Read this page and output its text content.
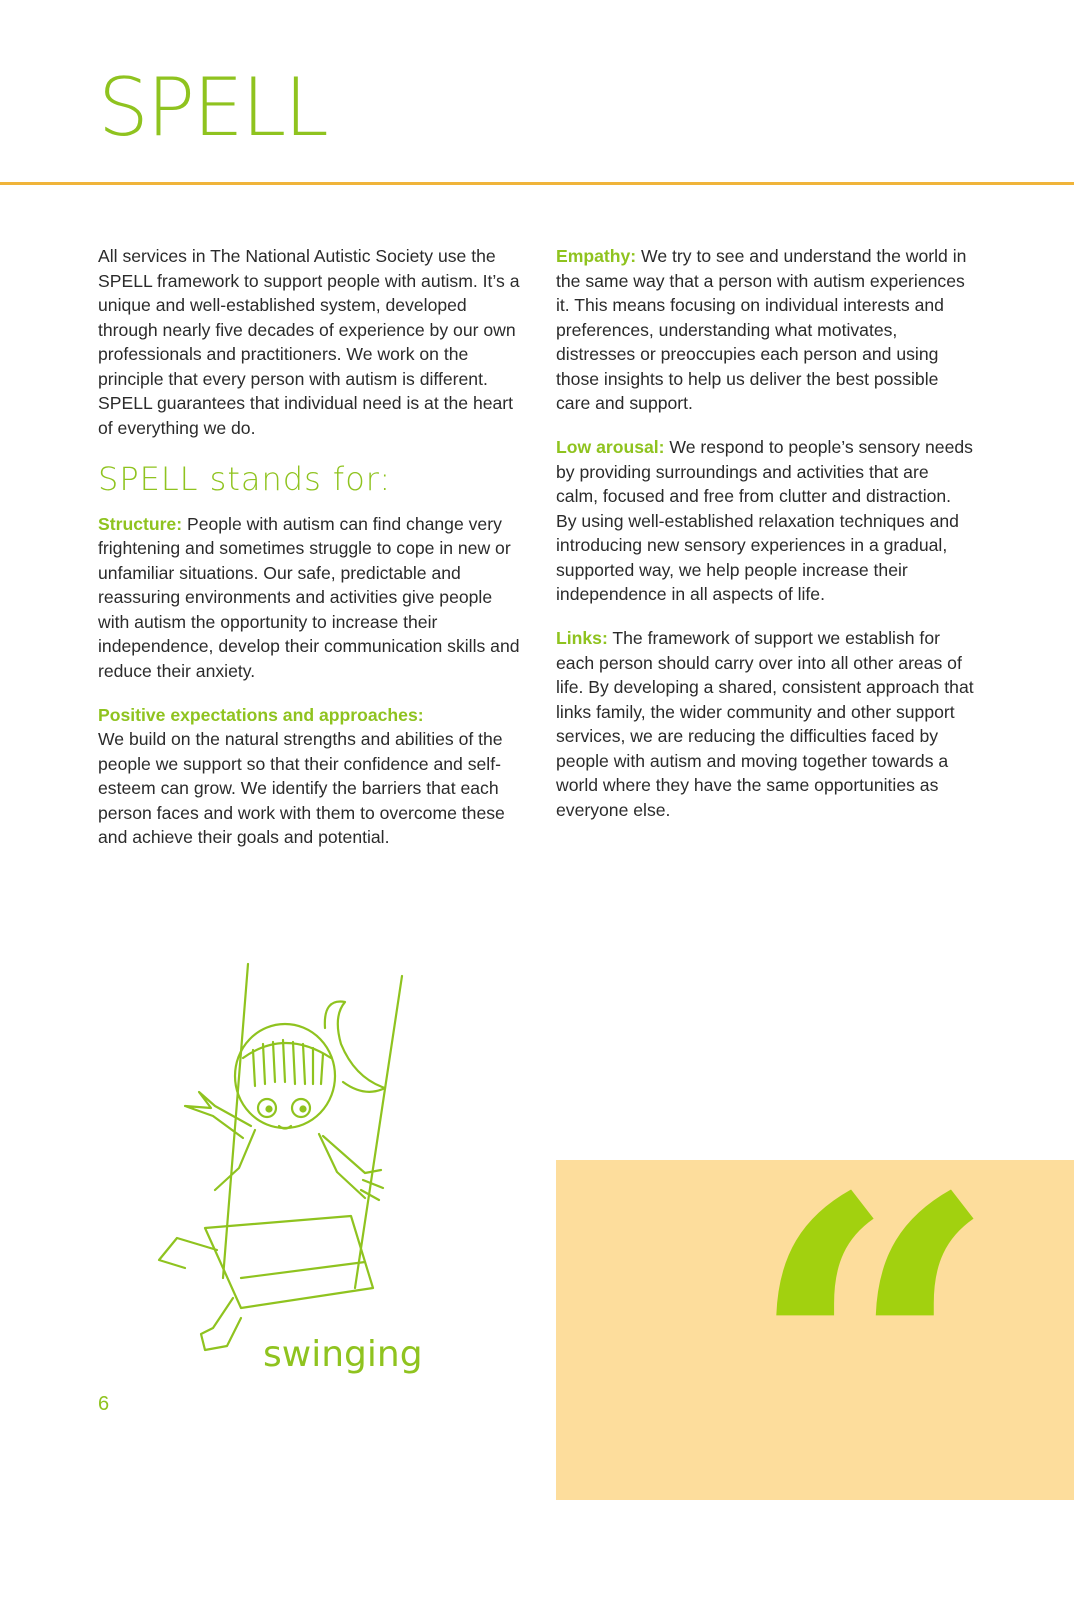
SPELL

All services in The National Autistic Society use the SPELL framework to support people with autism. It’s a unique and well-established system, developed through nearly five decades of experience by our own professionals and practitioners. We work on the principle that every person with autism is different. SPELL guarantees that individual need is at the heart of everything we do.

SPELL stands for:

Structure: People with autism can find change very frightening and sometimes struggle to cope in new or unfamiliar situations. Our safe, predictable and reassuring environments and activities give people with autism the opportunity to increase their independence, develop their communication skills and reduce their anxiety.

Positive expectations and approaches:
We build on the natural strengths and abilities of the people we support so that their confidence and self-esteem can grow. We identify the barriers that each person faces and work with them to overcome these and achieve their goals and potential.

Empathy: We try to see and understand the world in the same way that a person with autism experiences it. This means focusing on individual interests and preferences, understanding what motivates, distresses or preoccupies each person and using those insights to help us deliver the best possible care and support.

Low arousal: We respond to people’s sensory needs by providing surroundings and activities that are calm, focused and free from clutter and distraction. By using well-established relaxation techniques and introducing new sensory experiences in a gradual, supported way, we help people increase their independence in all aspects of life.

Links: The framework of support we establish for each person should carry over into all other areas of life. By developing a shared, consistent approach that links family, the wider community and other support services, we are reducing the difficulties faced by people with autism and moving together towards a world where they have the same opportunities as everyone else.

swinging
6 “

***

**Written problem**
Produce an exact copy of each line of data, skipping embedded images.

**Output of the task**
Read this page and output its text content.
SPELL

All services in The National Autistic Society use the SPELL framework to support people with autism. It’s a unique and well-established system, developed through nearly five decades of experience by our own professionals and practitioners. We work on the principle that every person with autism is different. SPELL guarantees that individual need is at the heart of everything we do.

SPELL stands for:

Structure: People with autism can find change very frightening and sometimes struggle to cope in new or unfamiliar situations. Our safe, predictable and reassuring environments and activities give people with autism the opportunity to increase their independence, develop their communication skills and reduce their anxiety.

Positive expectations and approaches:
We build on the natural strengths and abilities of the people we support so that their confidence and self-esteem can grow. We identify the barriers that each person faces and work with them to overcome these and achieve their goals and potential.

Empathy: We try to see and understand the world in the same way that a person with autism experiences it. This means focusing on individual interests and preferences, understanding what motivates, distresses or preoccupies each person and using those insights to help us deliver the best possible care and support.

Low arousal: We respond to people’s sensory needs by providing surroundings and activities that are calm, focused and free from clutter and distraction. By using well-established relaxation techniques and introducing new sensory experiences in a gradual, supported way, we help people increase their independence in all aspects of life.

Links: The framework of support we establish for each person should carry over into all other areas of life. By developing a shared, consistent approach that links family, the wider community and other support services, we are reducing the difficulties faced by people with autism and moving together towards a world where they have the same opportunities as everyone else.

swinging
6 “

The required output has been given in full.